### REQUIREMENTS:
From the records below, pull each line that has "Change".

### SUPPLIED RECORDS:
## start

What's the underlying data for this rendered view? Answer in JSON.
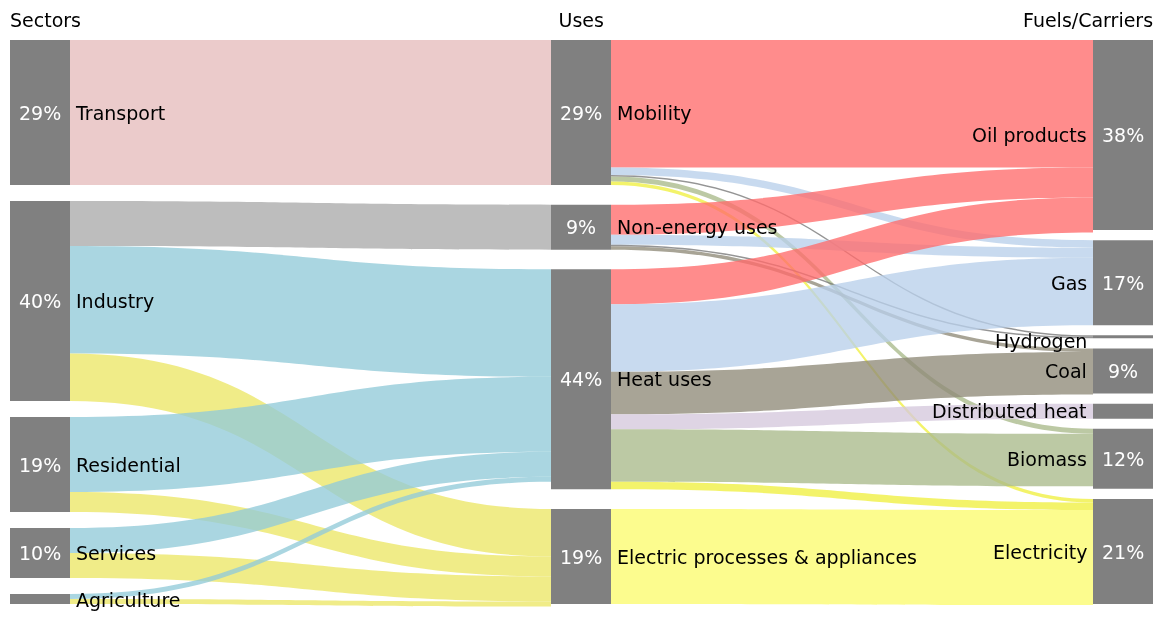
{
  "chart_data": {
    "type": "other",
    "categories": [
      "Transport",
      "Industry",
      "Residential",
      "Services",
      "Agriculture",
      "Mobility",
      "Non-energy uses",
      "Heat uses",
      "Electric processes & appliances",
      "Oil products",
      "Gas",
      "Hydrogen",
      "Coal",
      "Distributed heat",
      "Biomass",
      "Electricity"
    ],
    "series": [
      {
        "name": "Sectors",
        "color": "#808080",
        "values": [
          29,
          40,
          19,
          10,
          null,
          null,
          null,
          null,
          null,
          null,
          null,
          null,
          null,
          null,
          null,
          null
        ],
        "value_labels": [
          "29%",
          "40%",
          "19%",
          "10%",
          null,
          null,
          null,
          null,
          null,
          null,
          null,
          null,
          null,
          null,
          null,
          null
        ]
      },
      {
        "name": "Uses",
        "color": "#808080",
        "values": [
          null,
          null,
          null,
          null,
          null,
          29,
          9,
          44,
          19,
          null,
          null,
          null,
          null,
          null,
          null,
          null
        ],
        "value_labels": [
          null,
          null,
          null,
          null,
          null,
          "29%",
          "9%",
          "44%",
          "19%",
          null,
          null,
          null,
          null,
          null,
          null,
          null
        ]
      },
      {
        "name": "Fuels/Carriers",
        "color": "#808080",
        "values": [
          null,
          null,
          null,
          null,
          null,
          null,
          null,
          null,
          null,
          38,
          17,
          null,
          9,
          null,
          12,
          21
        ],
        "value_labels": [
          null,
          null,
          null,
          null,
          null,
          null,
          null,
          null,
          null,
          "38%",
          "17%",
          null,
          "9%",
          null,
          "12%",
          "21%"
        ]
      }
    ]
  }
}
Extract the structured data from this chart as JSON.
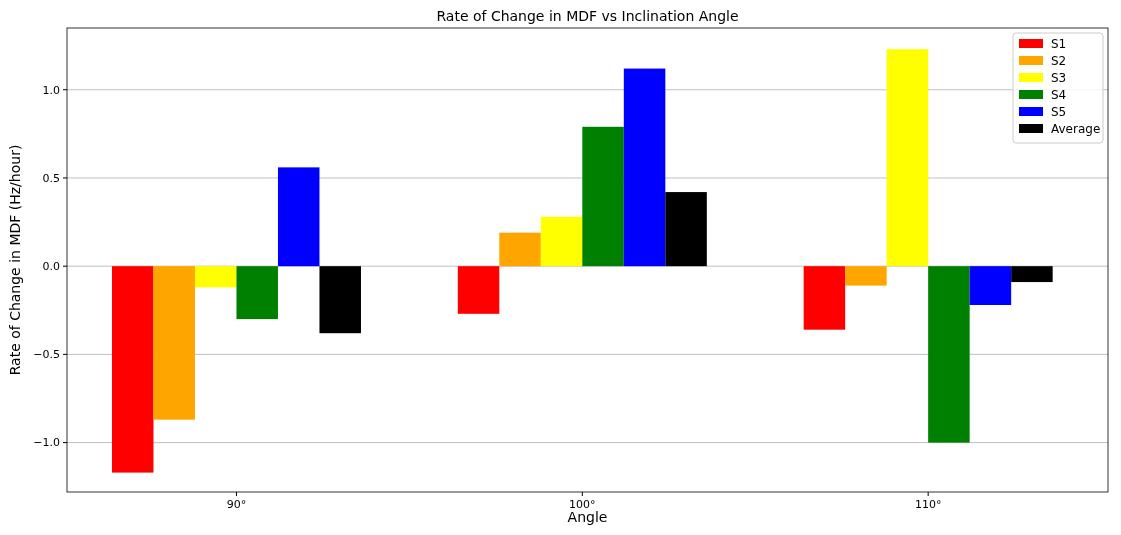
{
  "chart_data": {
    "type": "bar",
    "title": "Rate of Change in MDF vs Inclination Angle",
    "xlabel": "Angle",
    "ylabel": "Rate of Change in MDF (Hz/hour)",
    "categories": [
      "90°",
      "100°",
      "110°"
    ],
    "series": [
      {
        "name": "S1",
        "color": "#ff0000",
        "values": [
          -1.17,
          -0.27,
          -0.36
        ]
      },
      {
        "name": "S2",
        "color": "#ffa500",
        "values": [
          -0.87,
          0.19,
          -0.11
        ]
      },
      {
        "name": "S3",
        "color": "#ffff00",
        "values": [
          -0.12,
          0.28,
          1.23
        ]
      },
      {
        "name": "S4",
        "color": "#008000",
        "values": [
          -0.3,
          0.79,
          -1.0
        ]
      },
      {
        "name": "S5",
        "color": "#0000ff",
        "values": [
          0.56,
          1.12,
          -0.22
        ]
      },
      {
        "name": "Average",
        "color": "#000000",
        "values": [
          -0.38,
          0.42,
          -0.09
        ]
      }
    ],
    "ylim": [
      -1.28,
      1.35
    ],
    "yticks": [
      {
        "value": -1.0,
        "label": "−1.0"
      },
      {
        "value": -0.5,
        "label": "−0.5"
      },
      {
        "value": 0,
        "label": "0.0"
      },
      {
        "value": 0.5,
        "label": "0.5"
      },
      {
        "value": 1.0,
        "label": "1.0"
      }
    ],
    "grid": "y",
    "legend": "top right"
  }
}
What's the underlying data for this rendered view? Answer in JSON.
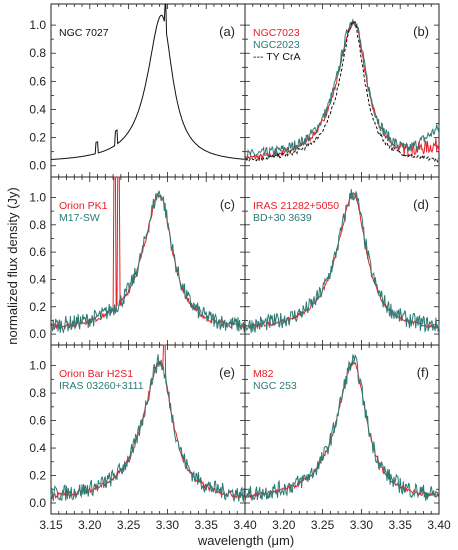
{
  "chart_data": {
    "type": "line",
    "xlabel": "wavelength (μm)",
    "ylabel": "normalized flux density (Jy)",
    "xlim": [
      3.15,
      3.4
    ],
    "ylim": [
      -0.08,
      1.15
    ],
    "xticks": [
      "3.15",
      "3.20",
      "3.25",
      "3.30",
      "3.35",
      "3.40"
    ],
    "yticks": [
      "0.0",
      "0.2",
      "0.4",
      "0.6",
      "0.8",
      "1.0"
    ],
    "colors": {
      "red": "#e8202a",
      "teal": "#2e7a73",
      "black": "#111111"
    },
    "panels": [
      {
        "label": "(a)",
        "series": [
          {
            "name": "NGC 7027",
            "color": "black",
            "style": "solid",
            "profile": "broad_lines"
          }
        ]
      },
      {
        "label": "(b)",
        "series": [
          {
            "name": "NGC7023",
            "color": "red",
            "style": "solid",
            "profile": "red_tail"
          },
          {
            "name": "NGC2023",
            "color": "teal",
            "style": "solid",
            "profile": "noisy_tail"
          },
          {
            "name": "TY CrA",
            "color": "black",
            "style": "dashed",
            "profile": "narrow"
          }
        ]
      },
      {
        "label": "(c)",
        "series": [
          {
            "name": "Orion PK1",
            "color": "red",
            "style": "solid",
            "profile": "spikes"
          },
          {
            "name": "M17-SW",
            "color": "teal",
            "style": "solid",
            "profile": "noisy"
          }
        ]
      },
      {
        "label": "(d)",
        "series": [
          {
            "name": "IRAS 21282+5050",
            "color": "red",
            "style": "solid",
            "profile": "smooth"
          },
          {
            "name": "BD+30 3639",
            "color": "teal",
            "style": "solid",
            "profile": "noisy"
          }
        ]
      },
      {
        "label": "(e)",
        "series": [
          {
            "name": "Orion Bar H2S1",
            "color": "red",
            "style": "solid",
            "profile": "spike_peak"
          },
          {
            "name": "IRAS 03260+3111",
            "color": "teal",
            "style": "solid",
            "profile": "noisy"
          }
        ]
      },
      {
        "label": "(f)",
        "series": [
          {
            "name": "M82",
            "color": "red",
            "style": "solid",
            "profile": "smooth"
          },
          {
            "name": "NGC 253",
            "color": "teal",
            "style": "solid",
            "profile": "noisy"
          }
        ]
      }
    ],
    "feature_center": 3.29,
    "grid": false
  }
}
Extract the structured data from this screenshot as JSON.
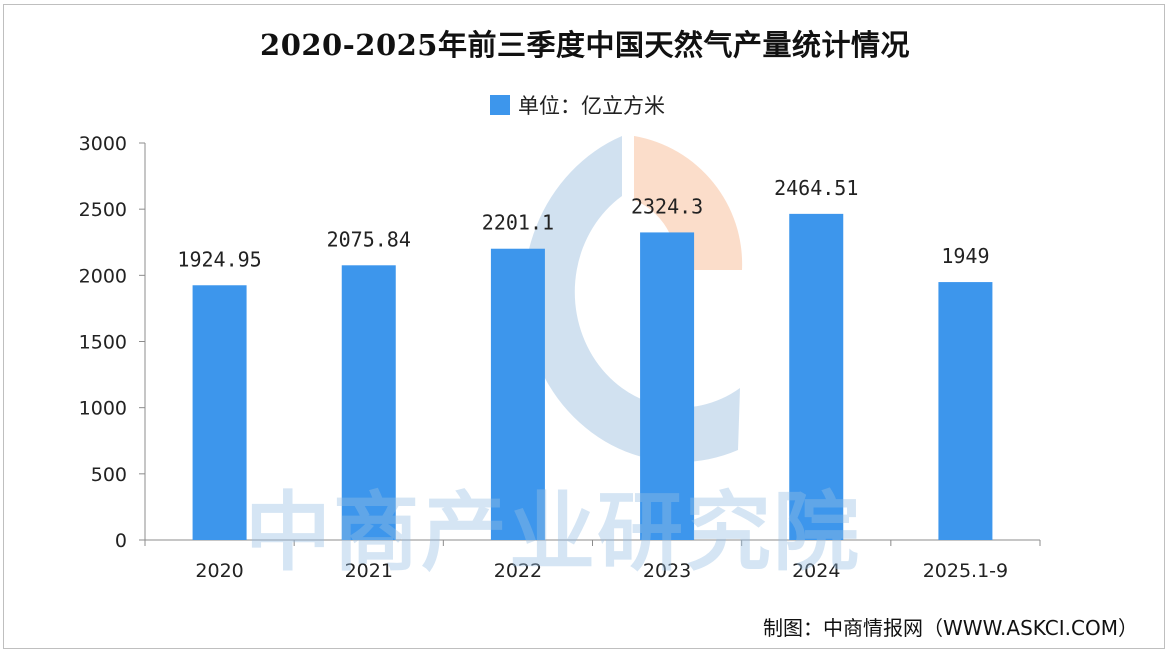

## end

### OUTPUT OF THE TASK:
    "title": "Rate of Change in MDF vs Inclination Angle",
    "ylabel": "Rate of Change in MDF (Hz/hour)",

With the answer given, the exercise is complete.